### [Short problem]
Count the lines below that contain "from". Give only the number.

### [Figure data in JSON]
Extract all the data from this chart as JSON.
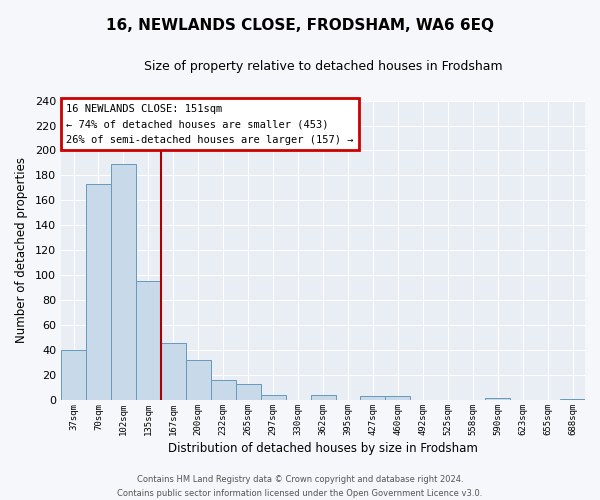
{
  "title": "16, NEWLANDS CLOSE, FRODSHAM, WA6 6EQ",
  "subtitle": "Size of property relative to detached houses in Frodsham",
  "xlabel": "Distribution of detached houses by size in Frodsham",
  "ylabel": "Number of detached properties",
  "bar_color": "#c8daea",
  "bar_edge_color": "#6699bb",
  "categories": [
    "37sqm",
    "70sqm",
    "102sqm",
    "135sqm",
    "167sqm",
    "200sqm",
    "232sqm",
    "265sqm",
    "297sqm",
    "330sqm",
    "362sqm",
    "395sqm",
    "427sqm",
    "460sqm",
    "492sqm",
    "525sqm",
    "558sqm",
    "590sqm",
    "623sqm",
    "655sqm",
    "688sqm"
  ],
  "values": [
    40,
    173,
    189,
    95,
    46,
    32,
    16,
    13,
    4,
    0,
    4,
    0,
    3,
    3,
    0,
    0,
    0,
    2,
    0,
    0,
    1
  ],
  "ylim": [
    0,
    240
  ],
  "yticks": [
    0,
    20,
    40,
    60,
    80,
    100,
    120,
    140,
    160,
    180,
    200,
    220,
    240
  ],
  "vline_x": 3.5,
  "vline_color": "#aa0000",
  "annotation_title": "16 NEWLANDS CLOSE: 151sqm",
  "annotation_line1": "← 74% of detached houses are smaller (453)",
  "annotation_line2": "26% of semi-detached houses are larger (157) →",
  "annotation_box_facecolor": "#ffffff",
  "annotation_box_edgecolor": "#cc0000",
  "footer1": "Contains HM Land Registry data © Crown copyright and database right 2024.",
  "footer2": "Contains public sector information licensed under the Open Government Licence v3.0.",
  "plot_bg_color": "#e8eef4",
  "fig_bg_color": "#f5f7fa",
  "grid_color": "#ffffff",
  "title_fontsize": 11,
  "subtitle_fontsize": 9
}
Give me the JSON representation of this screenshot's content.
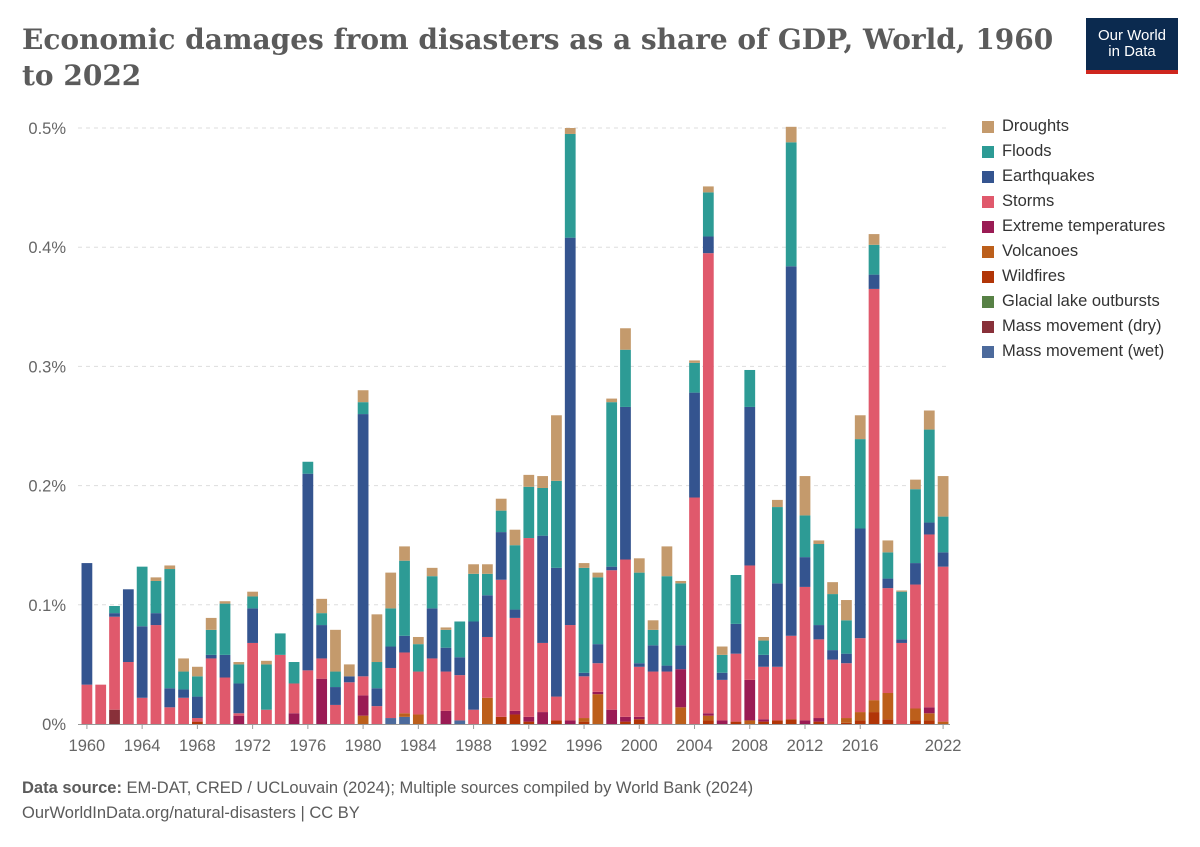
{
  "title": "Economic damages from disasters as a share of GDP, World, 1960 to 2022",
  "logo": {
    "line1": "Our World",
    "line2": "in Data",
    "bg": "#0b2a4f",
    "accent": "#ce261e"
  },
  "footer": {
    "source_label": "Data source:",
    "source_text": "EM-DAT, CRED / UCLouvain (2024); Multiple sources compiled by World Bank (2024)",
    "link_text": "OurWorldInData.org/natural-disasters | CC BY"
  },
  "chart_data": {
    "type": "bar",
    "stacked": true,
    "ylim": [
      0,
      0.5
    ],
    "y_ticks": [
      0,
      0.1,
      0.2,
      0.3,
      0.4,
      0.5
    ],
    "y_tick_labels": [
      "0%",
      "0.1%",
      "0.2%",
      "0.3%",
      "0.4%",
      "0.5%"
    ],
    "x_tick_labels": [
      "1960",
      "1964",
      "1968",
      "1972",
      "1976",
      "1980",
      "1984",
      "1988",
      "1992",
      "1996",
      "2000",
      "2004",
      "2008",
      "2012",
      "2016",
      "2022"
    ],
    "grid": true,
    "legend_position": "right",
    "categories": [
      1960,
      1961,
      1962,
      1963,
      1964,
      1965,
      1966,
      1967,
      1968,
      1969,
      1970,
      1971,
      1972,
      1973,
      1974,
      1975,
      1976,
      1977,
      1978,
      1979,
      1980,
      1981,
      1982,
      1983,
      1984,
      1985,
      1986,
      1987,
      1988,
      1989,
      1990,
      1991,
      1992,
      1993,
      1994,
      1995,
      1996,
      1997,
      1998,
      1999,
      2000,
      2001,
      2002,
      2003,
      2004,
      2005,
      2006,
      2007,
      2008,
      2009,
      2010,
      2011,
      2012,
      2013,
      2014,
      2015,
      2016,
      2017,
      2018,
      2019,
      2020,
      2021,
      2022
    ],
    "series": [
      {
        "name": "Mass movement (wet)",
        "color": "#4c6a9c",
        "values": [
          0,
          0,
          0,
          0,
          0,
          0,
          0,
          0,
          0,
          0,
          0,
          0,
          0,
          0,
          0,
          0,
          0,
          0,
          0,
          0,
          0,
          0,
          0.005,
          0.006,
          0,
          0,
          0,
          0.003,
          0,
          0,
          0,
          0,
          0,
          0,
          0,
          0,
          0,
          0,
          0,
          0,
          0,
          0,
          0,
          0,
          0,
          0,
          0,
          0,
          0,
          0,
          0,
          0,
          0,
          0,
          0,
          0,
          0,
          0,
          0,
          0,
          0,
          0,
          0
        ]
      },
      {
        "name": "Mass movement (dry)",
        "color": "#883039",
        "values": [
          0,
          0,
          0.012,
          0,
          0,
          0,
          0,
          0,
          0,
          0,
          0,
          0,
          0,
          0,
          0,
          0,
          0,
          0,
          0,
          0,
          0,
          0,
          0,
          0,
          0,
          0,
          0,
          0,
          0,
          0,
          0,
          0,
          0,
          0,
          0,
          0,
          0,
          0,
          0,
          0,
          0,
          0,
          0,
          0,
          0,
          0,
          0,
          0,
          0,
          0,
          0,
          0,
          0,
          0,
          0,
          0,
          0,
          0,
          0,
          0,
          0,
          0,
          0
        ]
      },
      {
        "name": "Glacial lake outbursts",
        "color": "#578145",
        "values": [
          0,
          0,
          0,
          0,
          0,
          0,
          0,
          0,
          0,
          0,
          0,
          0,
          0,
          0,
          0,
          0,
          0,
          0,
          0,
          0,
          0,
          0,
          0,
          0,
          0,
          0,
          0,
          0,
          0,
          0,
          0,
          0,
          0,
          0,
          0,
          0,
          0,
          0,
          0,
          0,
          0,
          0,
          0,
          0,
          0,
          0,
          0,
          0,
          0,
          0,
          0,
          0,
          0,
          0,
          0,
          0,
          0,
          0,
          0,
          0,
          0,
          0,
          0
        ]
      },
      {
        "name": "Wildfires",
        "color": "#b13507",
        "values": [
          0,
          0,
          0,
          0,
          0,
          0,
          0,
          0,
          0.002,
          0,
          0,
          0,
          0,
          0,
          0,
          0,
          0,
          0,
          0,
          0,
          0,
          0,
          0,
          0,
          0,
          0,
          0,
          0,
          0,
          0,
          0.006,
          0.008,
          0.002,
          0,
          0.003,
          0,
          0.002,
          0,
          0,
          0.002,
          0.004,
          0,
          0,
          0,
          0,
          0.003,
          0,
          0.002,
          0,
          0.002,
          0.003,
          0.004,
          0,
          0.002,
          0,
          0.001,
          0.003,
          0.01,
          0.004,
          0,
          0.003,
          0.003,
          0
        ]
      },
      {
        "name": "Volcanoes",
        "color": "#bc5f1b",
        "values": [
          0,
          0,
          0,
          0,
          0,
          0,
          0,
          0,
          0,
          0,
          0,
          0,
          0,
          0,
          0,
          0,
          0,
          0,
          0,
          0,
          0.007,
          0,
          0,
          0.003,
          0.008,
          0,
          0,
          0,
          0,
          0.022,
          0,
          0,
          0,
          0,
          0,
          0,
          0.003,
          0.025,
          0,
          0,
          0,
          0,
          0,
          0.014,
          0,
          0.004,
          0,
          0,
          0.003,
          0,
          0,
          0,
          0,
          0,
          0,
          0.004,
          0.007,
          0.01,
          0.022,
          0,
          0.01,
          0.006,
          0.002
        ]
      },
      {
        "name": "Extreme temperatures",
        "color": "#9a1b54",
        "values": [
          0,
          0,
          0,
          0,
          0,
          0,
          0,
          0,
          0,
          0,
          0,
          0.007,
          0,
          0,
          0,
          0.009,
          0,
          0.038,
          0,
          0,
          0.017,
          0,
          0,
          0,
          0,
          0,
          0.011,
          0,
          0,
          0,
          0,
          0.003,
          0.004,
          0.01,
          0,
          0.003,
          0,
          0.002,
          0.012,
          0.004,
          0.002,
          0,
          0,
          0.032,
          0,
          0.002,
          0.003,
          0,
          0.034,
          0.002,
          0,
          0,
          0.003,
          0.003,
          0,
          0,
          0,
          0,
          0,
          0,
          0,
          0.005,
          0
        ]
      },
      {
        "name": "Storms",
        "color": "#e0596c",
        "values": [
          0.033,
          0.033,
          0.078,
          0.052,
          0.022,
          0.083,
          0.014,
          0.022,
          0.003,
          0.055,
          0.039,
          0.002,
          0.068,
          0.012,
          0.058,
          0.025,
          0.045,
          0.017,
          0.016,
          0.035,
          0.016,
          0.015,
          0.042,
          0.051,
          0.036,
          0.055,
          0.033,
          0.038,
          0.012,
          0.051,
          0.115,
          0.078,
          0.15,
          0.058,
          0.02,
          0.08,
          0.035,
          0.024,
          0.117,
          0.132,
          0.042,
          0.044,
          0.044,
          0.0,
          0.19,
          0.386,
          0.034,
          0.057,
          0.096,
          0.044,
          0.045,
          0.07,
          0.112,
          0.066,
          0.054,
          0.046,
          0.062,
          0.345,
          0.088,
          0.068,
          0.104,
          0.145,
          0.13
        ]
      },
      {
        "name": "Earthquakes",
        "color": "#34548f",
        "values": [
          0.102,
          0,
          0.003,
          0.061,
          0.06,
          0.01,
          0.016,
          0.007,
          0.018,
          0.003,
          0.019,
          0.025,
          0.029,
          0,
          0,
          0,
          0.165,
          0.028,
          0.015,
          0.005,
          0.22,
          0.015,
          0.018,
          0.014,
          0,
          0.042,
          0.02,
          0.015,
          0.074,
          0.035,
          0.04,
          0.007,
          0,
          0.09,
          0.108,
          0.325,
          0.003,
          0.016,
          0.003,
          0.128,
          0.003,
          0.022,
          0.005,
          0.02,
          0.088,
          0.014,
          0.006,
          0.025,
          0.133,
          0.01,
          0.07,
          0.31,
          0.025,
          0.012,
          0.008,
          0.008,
          0.092,
          0.012,
          0.008,
          0.003,
          0.018,
          0.01,
          0.012
        ]
      },
      {
        "name": "Floods",
        "color": "#2d9b95",
        "values": [
          0,
          0,
          0.006,
          0,
          0.05,
          0.027,
          0.1,
          0.015,
          0.017,
          0.021,
          0.043,
          0.016,
          0.01,
          0.038,
          0.018,
          0.018,
          0.01,
          0.01,
          0.013,
          0,
          0.01,
          0.022,
          0.032,
          0.063,
          0.023,
          0.027,
          0.015,
          0.03,
          0.04,
          0.018,
          0.018,
          0.054,
          0.043,
          0.04,
          0.073,
          0.087,
          0.088,
          0.056,
          0.138,
          0.048,
          0.076,
          0.013,
          0.075,
          0.052,
          0.025,
          0.037,
          0.015,
          0.041,
          0.031,
          0.012,
          0.064,
          0.104,
          0.035,
          0.068,
          0.047,
          0.028,
          0.075,
          0.025,
          0.022,
          0.04,
          0.062,
          0.078,
          0.03
        ]
      },
      {
        "name": "Droughts",
        "color": "#c49a6c",
        "values": [
          0,
          0,
          0,
          0,
          0,
          0.003,
          0.003,
          0.011,
          0.008,
          0.01,
          0.002,
          0.002,
          0.004,
          0.003,
          0,
          0,
          0,
          0.012,
          0.035,
          0.01,
          0.01,
          0.04,
          0.03,
          0.012,
          0.006,
          0.007,
          0.002,
          0,
          0.008,
          0.008,
          0.01,
          0.013,
          0.01,
          0.01,
          0.055,
          0.005,
          0.004,
          0.004,
          0.003,
          0.018,
          0.012,
          0.008,
          0.025,
          0.002,
          0.002,
          0.005,
          0.007,
          0,
          0,
          0.003,
          0.006,
          0.013,
          0.033,
          0.003,
          0.01,
          0.017,
          0.02,
          0.009,
          0.01,
          0.001,
          0.008,
          0.016,
          0.034
        ]
      }
    ]
  }
}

### [Result for this exercise]
2